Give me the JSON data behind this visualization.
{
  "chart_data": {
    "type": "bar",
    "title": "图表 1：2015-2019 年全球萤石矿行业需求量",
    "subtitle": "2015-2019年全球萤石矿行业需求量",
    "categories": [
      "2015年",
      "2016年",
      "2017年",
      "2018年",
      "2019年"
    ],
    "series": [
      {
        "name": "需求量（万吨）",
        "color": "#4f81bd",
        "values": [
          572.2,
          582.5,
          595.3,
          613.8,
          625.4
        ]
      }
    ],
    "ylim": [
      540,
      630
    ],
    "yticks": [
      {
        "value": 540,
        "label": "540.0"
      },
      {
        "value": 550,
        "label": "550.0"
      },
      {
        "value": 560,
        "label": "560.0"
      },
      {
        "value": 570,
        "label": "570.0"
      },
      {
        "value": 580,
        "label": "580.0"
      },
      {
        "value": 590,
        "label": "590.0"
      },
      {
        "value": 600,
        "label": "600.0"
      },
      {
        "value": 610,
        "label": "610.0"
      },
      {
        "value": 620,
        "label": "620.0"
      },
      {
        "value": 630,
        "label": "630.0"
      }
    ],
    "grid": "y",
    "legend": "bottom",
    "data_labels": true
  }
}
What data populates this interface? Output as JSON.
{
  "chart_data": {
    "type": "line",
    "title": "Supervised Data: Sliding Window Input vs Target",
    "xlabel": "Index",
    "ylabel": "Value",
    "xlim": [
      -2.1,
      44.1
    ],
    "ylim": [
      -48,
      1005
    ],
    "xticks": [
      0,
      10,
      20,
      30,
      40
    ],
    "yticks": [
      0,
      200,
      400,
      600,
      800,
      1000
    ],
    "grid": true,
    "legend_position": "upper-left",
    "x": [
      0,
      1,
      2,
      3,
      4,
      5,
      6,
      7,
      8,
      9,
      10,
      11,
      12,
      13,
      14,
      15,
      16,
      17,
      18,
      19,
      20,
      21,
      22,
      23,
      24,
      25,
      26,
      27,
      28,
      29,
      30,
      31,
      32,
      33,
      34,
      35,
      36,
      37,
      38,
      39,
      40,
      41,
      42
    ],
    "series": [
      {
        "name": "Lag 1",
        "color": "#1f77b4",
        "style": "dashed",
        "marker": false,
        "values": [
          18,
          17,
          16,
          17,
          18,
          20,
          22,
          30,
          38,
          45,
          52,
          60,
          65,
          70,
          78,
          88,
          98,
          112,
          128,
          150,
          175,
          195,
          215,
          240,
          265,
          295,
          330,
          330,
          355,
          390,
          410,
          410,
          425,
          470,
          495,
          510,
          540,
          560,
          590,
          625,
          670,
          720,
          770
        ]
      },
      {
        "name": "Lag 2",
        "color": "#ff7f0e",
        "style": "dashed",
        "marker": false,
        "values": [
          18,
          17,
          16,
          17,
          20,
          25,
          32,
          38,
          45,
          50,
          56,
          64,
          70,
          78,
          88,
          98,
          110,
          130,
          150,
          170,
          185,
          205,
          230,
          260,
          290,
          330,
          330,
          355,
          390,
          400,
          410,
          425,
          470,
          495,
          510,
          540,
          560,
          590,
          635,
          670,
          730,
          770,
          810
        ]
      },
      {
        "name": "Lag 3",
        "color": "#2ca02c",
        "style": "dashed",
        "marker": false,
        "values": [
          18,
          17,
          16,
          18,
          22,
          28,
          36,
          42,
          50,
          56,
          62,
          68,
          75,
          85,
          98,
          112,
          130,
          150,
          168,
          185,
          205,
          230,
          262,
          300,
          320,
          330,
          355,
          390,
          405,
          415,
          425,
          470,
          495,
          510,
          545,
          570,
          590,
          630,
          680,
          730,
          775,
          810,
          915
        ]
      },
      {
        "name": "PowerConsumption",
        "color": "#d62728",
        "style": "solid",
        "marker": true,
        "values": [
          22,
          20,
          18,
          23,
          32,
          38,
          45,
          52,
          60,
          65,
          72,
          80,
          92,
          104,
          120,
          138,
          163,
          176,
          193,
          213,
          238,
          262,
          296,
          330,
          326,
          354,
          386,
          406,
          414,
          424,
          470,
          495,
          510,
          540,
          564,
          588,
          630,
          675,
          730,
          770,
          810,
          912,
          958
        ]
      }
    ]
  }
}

**Stated problem**
Search the lines for "this". Copy each line that has it.

**Solution to the exercise**
Give me the JSON data behind this visualization.
What data populates this interface? Output as JSON.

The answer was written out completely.